Stored dataset items:
⁂

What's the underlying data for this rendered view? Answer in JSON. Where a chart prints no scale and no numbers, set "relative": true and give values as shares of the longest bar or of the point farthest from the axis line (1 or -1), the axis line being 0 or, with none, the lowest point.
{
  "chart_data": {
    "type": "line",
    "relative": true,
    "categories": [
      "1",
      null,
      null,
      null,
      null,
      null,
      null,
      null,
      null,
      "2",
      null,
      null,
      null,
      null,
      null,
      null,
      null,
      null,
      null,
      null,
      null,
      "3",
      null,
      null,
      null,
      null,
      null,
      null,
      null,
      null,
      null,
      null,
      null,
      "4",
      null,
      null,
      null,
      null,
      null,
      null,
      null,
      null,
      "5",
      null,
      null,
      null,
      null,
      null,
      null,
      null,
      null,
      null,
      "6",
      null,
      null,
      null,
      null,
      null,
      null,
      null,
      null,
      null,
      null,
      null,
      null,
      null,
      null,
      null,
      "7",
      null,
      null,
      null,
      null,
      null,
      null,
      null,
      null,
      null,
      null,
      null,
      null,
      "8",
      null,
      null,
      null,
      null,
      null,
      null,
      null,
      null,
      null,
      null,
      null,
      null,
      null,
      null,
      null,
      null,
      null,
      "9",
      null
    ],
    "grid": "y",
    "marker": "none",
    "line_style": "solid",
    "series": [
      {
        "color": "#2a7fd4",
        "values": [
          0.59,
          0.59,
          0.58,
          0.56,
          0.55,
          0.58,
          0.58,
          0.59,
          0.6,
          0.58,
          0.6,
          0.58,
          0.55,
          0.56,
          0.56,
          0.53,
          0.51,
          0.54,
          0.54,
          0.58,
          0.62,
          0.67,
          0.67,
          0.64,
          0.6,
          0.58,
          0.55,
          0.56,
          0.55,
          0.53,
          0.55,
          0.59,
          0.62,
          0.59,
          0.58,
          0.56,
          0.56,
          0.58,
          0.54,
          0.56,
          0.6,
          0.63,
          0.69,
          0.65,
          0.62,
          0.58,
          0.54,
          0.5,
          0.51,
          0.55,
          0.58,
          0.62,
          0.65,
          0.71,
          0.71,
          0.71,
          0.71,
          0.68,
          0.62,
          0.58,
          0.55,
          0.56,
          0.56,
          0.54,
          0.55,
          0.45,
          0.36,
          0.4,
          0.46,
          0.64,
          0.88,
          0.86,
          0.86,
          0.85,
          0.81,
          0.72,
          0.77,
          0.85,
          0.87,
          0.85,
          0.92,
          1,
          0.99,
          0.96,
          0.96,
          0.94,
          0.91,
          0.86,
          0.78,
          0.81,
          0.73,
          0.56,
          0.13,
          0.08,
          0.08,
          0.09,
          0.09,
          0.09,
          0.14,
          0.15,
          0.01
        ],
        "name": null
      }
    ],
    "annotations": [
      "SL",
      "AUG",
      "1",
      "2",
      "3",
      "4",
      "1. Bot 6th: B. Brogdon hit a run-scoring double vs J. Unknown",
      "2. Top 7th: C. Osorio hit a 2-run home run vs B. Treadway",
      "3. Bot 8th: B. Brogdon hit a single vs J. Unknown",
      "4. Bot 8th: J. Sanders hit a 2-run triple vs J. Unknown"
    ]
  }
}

⁂

• _WHAT TO PRODUCE_
Select every line where the word "Brogdon" occurs.

• _EXERCISE RESULT_
      "1. Bot 6th: B. Brogdon hit a run-scoring double vs J. Unknown",
      "3. Bot 8th: B. Brogdon hit a single vs J. Unknown",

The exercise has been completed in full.